__Dataset records__.
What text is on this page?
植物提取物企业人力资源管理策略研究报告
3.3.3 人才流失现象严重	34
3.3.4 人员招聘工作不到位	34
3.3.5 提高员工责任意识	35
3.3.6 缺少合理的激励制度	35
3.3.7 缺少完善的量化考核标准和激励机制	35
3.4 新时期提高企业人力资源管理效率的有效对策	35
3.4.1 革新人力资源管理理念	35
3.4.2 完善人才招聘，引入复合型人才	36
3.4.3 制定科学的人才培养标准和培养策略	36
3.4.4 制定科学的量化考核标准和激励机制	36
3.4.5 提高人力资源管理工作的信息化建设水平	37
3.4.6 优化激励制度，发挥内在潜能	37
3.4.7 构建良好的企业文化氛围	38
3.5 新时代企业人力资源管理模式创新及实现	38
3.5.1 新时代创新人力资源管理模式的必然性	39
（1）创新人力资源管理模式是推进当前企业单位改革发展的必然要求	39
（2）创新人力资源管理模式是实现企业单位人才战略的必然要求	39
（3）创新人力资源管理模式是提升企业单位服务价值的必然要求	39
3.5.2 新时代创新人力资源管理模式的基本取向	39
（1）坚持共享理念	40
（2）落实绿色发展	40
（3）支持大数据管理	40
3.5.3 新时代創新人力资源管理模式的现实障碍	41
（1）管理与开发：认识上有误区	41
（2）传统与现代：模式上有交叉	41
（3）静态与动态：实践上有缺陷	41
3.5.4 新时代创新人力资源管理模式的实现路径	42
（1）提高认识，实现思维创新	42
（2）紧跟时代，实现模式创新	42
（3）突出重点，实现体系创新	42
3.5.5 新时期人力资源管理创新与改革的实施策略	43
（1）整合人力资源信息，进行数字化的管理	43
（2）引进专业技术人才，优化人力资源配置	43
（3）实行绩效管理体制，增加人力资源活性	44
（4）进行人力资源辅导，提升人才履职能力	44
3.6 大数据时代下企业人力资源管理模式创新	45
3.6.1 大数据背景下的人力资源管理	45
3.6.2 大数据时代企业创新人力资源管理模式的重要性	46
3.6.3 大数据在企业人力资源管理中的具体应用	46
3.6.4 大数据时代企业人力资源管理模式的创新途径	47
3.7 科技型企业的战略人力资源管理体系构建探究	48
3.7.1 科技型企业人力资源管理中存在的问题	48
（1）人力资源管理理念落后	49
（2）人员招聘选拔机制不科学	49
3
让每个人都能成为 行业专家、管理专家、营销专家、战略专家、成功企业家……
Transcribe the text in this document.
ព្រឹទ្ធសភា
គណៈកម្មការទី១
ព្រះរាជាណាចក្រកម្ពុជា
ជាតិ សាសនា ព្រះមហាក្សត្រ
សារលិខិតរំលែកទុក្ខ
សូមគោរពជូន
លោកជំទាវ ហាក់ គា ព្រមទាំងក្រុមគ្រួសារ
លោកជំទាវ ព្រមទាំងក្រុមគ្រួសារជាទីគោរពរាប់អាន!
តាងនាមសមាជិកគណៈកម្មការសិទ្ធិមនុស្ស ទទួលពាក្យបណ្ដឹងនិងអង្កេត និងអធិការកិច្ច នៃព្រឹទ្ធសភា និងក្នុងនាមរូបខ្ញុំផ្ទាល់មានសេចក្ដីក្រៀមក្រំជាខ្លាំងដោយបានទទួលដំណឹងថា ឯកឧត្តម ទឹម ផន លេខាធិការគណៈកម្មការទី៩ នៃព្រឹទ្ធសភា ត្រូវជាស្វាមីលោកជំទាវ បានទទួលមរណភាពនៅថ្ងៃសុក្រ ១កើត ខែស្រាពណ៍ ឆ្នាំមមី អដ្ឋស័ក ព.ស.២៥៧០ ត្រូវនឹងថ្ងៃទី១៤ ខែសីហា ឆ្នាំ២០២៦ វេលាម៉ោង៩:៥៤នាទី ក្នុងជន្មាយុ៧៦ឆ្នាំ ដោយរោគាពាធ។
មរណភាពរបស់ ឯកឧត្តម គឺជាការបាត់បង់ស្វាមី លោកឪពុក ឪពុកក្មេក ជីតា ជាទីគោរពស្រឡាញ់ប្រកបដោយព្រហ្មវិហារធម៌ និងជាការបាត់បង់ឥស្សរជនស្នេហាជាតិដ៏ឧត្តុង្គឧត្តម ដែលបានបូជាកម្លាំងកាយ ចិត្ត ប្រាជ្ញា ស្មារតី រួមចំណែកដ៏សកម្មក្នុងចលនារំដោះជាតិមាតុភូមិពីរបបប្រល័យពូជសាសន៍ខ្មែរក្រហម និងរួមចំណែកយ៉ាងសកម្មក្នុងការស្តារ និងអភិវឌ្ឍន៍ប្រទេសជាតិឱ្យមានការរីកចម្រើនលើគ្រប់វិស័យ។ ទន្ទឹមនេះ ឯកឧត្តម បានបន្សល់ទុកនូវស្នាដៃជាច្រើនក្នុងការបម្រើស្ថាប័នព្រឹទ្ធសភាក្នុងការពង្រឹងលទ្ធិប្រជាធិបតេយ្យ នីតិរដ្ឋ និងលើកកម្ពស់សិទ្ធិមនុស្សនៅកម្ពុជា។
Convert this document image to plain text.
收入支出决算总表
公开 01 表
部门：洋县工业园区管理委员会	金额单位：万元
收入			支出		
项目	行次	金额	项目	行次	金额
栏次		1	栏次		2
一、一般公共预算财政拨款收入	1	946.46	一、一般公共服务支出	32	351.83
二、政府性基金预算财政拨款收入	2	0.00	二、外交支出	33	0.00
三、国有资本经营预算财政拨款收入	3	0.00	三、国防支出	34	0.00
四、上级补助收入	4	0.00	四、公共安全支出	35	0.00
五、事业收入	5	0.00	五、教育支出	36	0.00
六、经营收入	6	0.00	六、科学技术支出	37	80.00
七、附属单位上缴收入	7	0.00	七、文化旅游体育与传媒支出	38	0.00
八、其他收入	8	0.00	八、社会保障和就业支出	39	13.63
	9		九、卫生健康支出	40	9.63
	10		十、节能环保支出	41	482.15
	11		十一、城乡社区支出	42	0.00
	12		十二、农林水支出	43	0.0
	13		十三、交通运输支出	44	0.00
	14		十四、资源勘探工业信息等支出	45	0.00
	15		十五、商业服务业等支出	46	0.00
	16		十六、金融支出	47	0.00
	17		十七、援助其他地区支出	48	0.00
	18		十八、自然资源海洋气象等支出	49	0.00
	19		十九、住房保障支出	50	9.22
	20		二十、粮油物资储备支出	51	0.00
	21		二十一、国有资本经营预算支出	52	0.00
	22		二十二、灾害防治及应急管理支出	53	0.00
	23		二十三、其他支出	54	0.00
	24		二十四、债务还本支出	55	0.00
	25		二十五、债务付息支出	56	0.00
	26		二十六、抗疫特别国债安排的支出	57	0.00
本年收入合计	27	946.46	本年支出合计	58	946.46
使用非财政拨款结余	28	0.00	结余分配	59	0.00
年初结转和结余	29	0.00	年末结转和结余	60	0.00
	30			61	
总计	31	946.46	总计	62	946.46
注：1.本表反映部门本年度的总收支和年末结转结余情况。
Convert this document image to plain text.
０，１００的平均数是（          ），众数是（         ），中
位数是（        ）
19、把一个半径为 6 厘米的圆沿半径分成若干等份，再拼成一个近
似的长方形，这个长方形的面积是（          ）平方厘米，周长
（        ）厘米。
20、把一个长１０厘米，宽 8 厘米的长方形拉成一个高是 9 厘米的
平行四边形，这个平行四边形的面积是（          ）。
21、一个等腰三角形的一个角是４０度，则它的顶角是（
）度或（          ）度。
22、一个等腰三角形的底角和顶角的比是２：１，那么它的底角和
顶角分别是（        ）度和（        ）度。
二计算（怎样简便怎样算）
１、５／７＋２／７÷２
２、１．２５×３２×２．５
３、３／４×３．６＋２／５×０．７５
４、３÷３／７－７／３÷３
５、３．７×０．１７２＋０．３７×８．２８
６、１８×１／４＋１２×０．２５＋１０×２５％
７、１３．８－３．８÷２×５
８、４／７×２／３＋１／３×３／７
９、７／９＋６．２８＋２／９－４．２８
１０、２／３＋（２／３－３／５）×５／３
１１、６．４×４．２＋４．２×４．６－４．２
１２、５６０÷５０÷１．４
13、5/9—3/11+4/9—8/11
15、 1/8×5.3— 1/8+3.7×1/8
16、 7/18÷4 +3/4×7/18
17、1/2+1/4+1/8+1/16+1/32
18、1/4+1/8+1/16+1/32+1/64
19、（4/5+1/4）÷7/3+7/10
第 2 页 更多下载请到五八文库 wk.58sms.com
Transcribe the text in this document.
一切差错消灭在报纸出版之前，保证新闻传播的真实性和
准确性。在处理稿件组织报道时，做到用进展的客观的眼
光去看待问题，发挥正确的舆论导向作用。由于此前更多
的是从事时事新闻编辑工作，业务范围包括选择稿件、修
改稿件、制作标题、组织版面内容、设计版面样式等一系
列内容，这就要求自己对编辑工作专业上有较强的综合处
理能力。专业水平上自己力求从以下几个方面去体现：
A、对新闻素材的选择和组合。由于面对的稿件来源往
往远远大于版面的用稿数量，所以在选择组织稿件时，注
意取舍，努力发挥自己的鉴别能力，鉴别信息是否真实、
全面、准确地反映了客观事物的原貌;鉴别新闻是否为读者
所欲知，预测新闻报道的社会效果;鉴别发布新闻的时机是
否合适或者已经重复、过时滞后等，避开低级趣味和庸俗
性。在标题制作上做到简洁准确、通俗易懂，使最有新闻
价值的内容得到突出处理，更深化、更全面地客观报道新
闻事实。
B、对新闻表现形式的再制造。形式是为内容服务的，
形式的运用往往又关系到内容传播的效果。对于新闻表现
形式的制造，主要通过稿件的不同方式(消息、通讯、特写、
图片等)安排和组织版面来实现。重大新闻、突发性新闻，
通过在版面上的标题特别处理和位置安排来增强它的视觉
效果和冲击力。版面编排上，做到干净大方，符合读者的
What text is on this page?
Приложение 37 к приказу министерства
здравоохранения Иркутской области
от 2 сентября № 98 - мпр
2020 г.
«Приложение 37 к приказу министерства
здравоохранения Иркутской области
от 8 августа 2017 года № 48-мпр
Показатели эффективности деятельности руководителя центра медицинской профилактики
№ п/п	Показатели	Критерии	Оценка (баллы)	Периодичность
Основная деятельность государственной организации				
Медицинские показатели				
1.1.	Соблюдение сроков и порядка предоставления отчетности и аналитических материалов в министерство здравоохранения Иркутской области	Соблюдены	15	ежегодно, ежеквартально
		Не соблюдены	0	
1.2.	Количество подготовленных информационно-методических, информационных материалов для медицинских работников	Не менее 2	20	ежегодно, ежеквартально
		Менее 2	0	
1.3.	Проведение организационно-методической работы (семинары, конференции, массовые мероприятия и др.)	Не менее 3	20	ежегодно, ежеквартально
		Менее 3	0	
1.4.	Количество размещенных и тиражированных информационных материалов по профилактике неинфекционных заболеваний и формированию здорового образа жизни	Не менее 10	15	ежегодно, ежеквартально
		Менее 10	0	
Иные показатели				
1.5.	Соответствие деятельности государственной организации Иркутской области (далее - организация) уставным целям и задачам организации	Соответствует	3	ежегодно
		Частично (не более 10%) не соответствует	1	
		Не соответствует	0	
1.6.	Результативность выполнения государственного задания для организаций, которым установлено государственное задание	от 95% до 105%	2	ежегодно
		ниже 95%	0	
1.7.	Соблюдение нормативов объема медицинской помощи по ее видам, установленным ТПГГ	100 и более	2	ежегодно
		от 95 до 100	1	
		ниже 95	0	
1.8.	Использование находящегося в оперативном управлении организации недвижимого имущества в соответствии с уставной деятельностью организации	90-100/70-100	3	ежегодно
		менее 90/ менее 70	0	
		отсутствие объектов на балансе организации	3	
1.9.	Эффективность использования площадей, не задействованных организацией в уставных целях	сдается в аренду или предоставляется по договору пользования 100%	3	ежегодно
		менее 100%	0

__Your instructions__. Out of the preceding entries, pull every line containing the string "ежегодно".

__Task answer__.
1.1.	Соблюдение сроков и порядка предоставления отчетности и аналитических материалов в министерство здравоохранения Иркутской области	Соблюдены	15	ежегодно, ежеквартально
1.2.	Количество подготовленных информационно-методических, информационных материалов для медицинских работников	Не менее 2	20	ежегодно, ежеквартально
1.3.	Проведение организационно-методической работы (семинары, конференции, массовые мероприятия и др.)	Не менее 3	20	ежегодно, ежеквартально
1.4.	Количество размещенных и тиражированных информационных материалов по профилактике неинфекционных заболеваний и формированию здорового образа жизни	Не менее 10	15	ежегодно, ежеквартально
1.5.	Соответствие деятельности государственной организации Иркутской области (далее - организация) уставным целям и задачам организации	Соответствует	3	ежегодно
1.6.	Результативность выполнения государственного задания для организаций, которым установлено государственное задание	от 95% до 105%	2	ежегодно
1.7.	Соблюдение нормативов объема медицинской помощи по ее видам, установленным ТПГГ	100 и более	2	ежегодно
1.8.	Использование находящегося в оперативном управлении организации недвижимого имущества в соответствии с уставной деятельностью организации	90-100/70-100	3	ежегодно
1.9.	Эффективность использования площадей, не задействованных организацией в уставных целях	сдается в аренду или предоставляется по договору пользования 100%	3	ежегодно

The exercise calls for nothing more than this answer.